WHAT YOU NEED TO DO: Repeat the records in full and exactly, omitting pictures.

DATA RECORDS:
--------------------------------

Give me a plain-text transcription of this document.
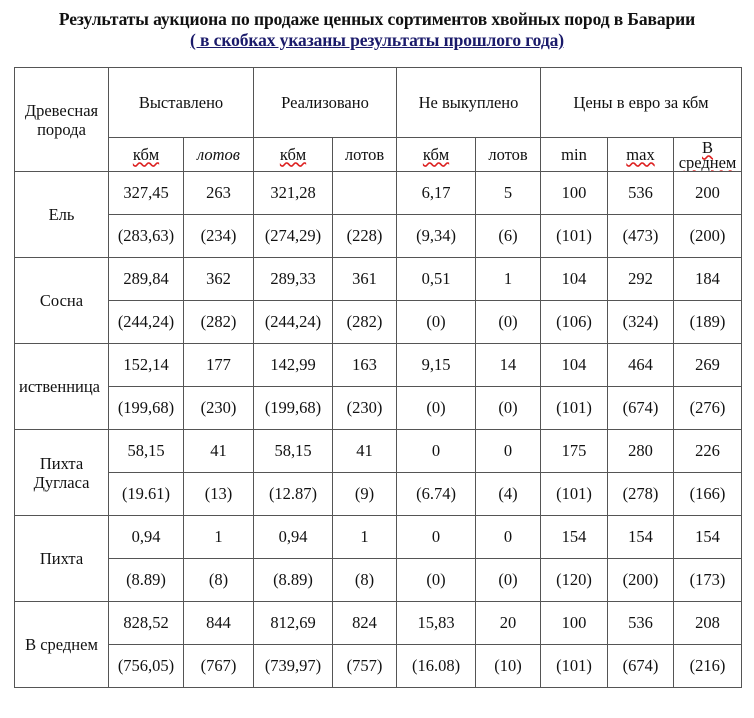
Результаты аукциона по продаже ценных сортиментов хвойных пород в Баварии
( в скобках указаны результаты прошлого года)
Древесная порода	Выставлено		Реализовано		Не выкуплено		Цены в евро за кбм		
	кбм	лотов	кбм	лотов	кбм	лотов	min	max	В среднем
Ель	327,45	263	321,28		6,17	5	100	536	200
	(283,63)	(234)	(274,29)	(228)	(9,34)	(6)	(101)	(473)	(200)
Сосна	289,84	362	289,33	361	0,51	1	104	292	184
	(244,24)	(282)	(244,24)	(282)	(0)	(0)	(106)	(324)	(189)

иственница	152,14	177	142,99	163	9,15	14	104	464	269
	(199,68)	(230)	(199,68)	(230)	(0)	(0)	(101)	(674)	(276)
Пихта Дугласа	58,15	41	58,15	41	0	0	175	280	226
	(19.61)	(13)	(12.87)	(9)	(6.74)	(4)	(101)	(278)	(166)
Пихта	0,94	1	0,94	1	0	0	154	154	154
	(8.89)	(8)	(8.89)	(8)	(0)	(0)	(120)	(200)	(173)
В среднем	828,52	844	812,69	824	15,83	20	100	536	208
	(756,05)	(767)	(739,97)	(757)	(16.08)	(10)	(101)	(674)	(216)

--------------------------------

ANSWER BELOW:
Give me a plain-text transcription of this document.
Результаты аукциона по продаже ценных сортиментов хвойных пород в Баварии
( в скобках указаны результаты прошлого года)
Древесная порода	Выставлено		Реализовано		Не выкуплено		Цены в евро за кбм		
	кбм	лотов	кбм	лотов	кбм	лотов	min	max	В среднем
Ель	327,45	263	321,28		6,17	5	100	536	200
	(283,63)	(234)	(274,29)	(228)	(9,34)	(6)	(101)	(473)	(200)
Сосна	289,84	362	289,33	361	0,51	1	104	292	184
	(244,24)	(282)	(244,24)	(282)	(0)	(0)	(106)	(324)	(189)

иственница	152,14	177	142,99	163	9,15	14	104	464	269
	(199,68)	(230)	(199,68)	(230)	(0)	(0)	(101)	(674)	(276)
Пихта Дугласа	58,15	41	58,15	41	0	0	175	280	226
	(19.61)	(13)	(12.87)	(9)	(6.74)	(4)	(101)	(278)	(166)
Пихта	0,94	1	0,94	1	0	0	154	154	154
	(8.89)	(8)	(8.89)	(8)	(0)	(0)	(120)	(200)	(173)
В среднем	828,52	844	812,69	824	15,83	20	100	536	208
	(756,05)	(767)	(739,97)	(757)	(16.08)	(10)	(101)	(674)	(216)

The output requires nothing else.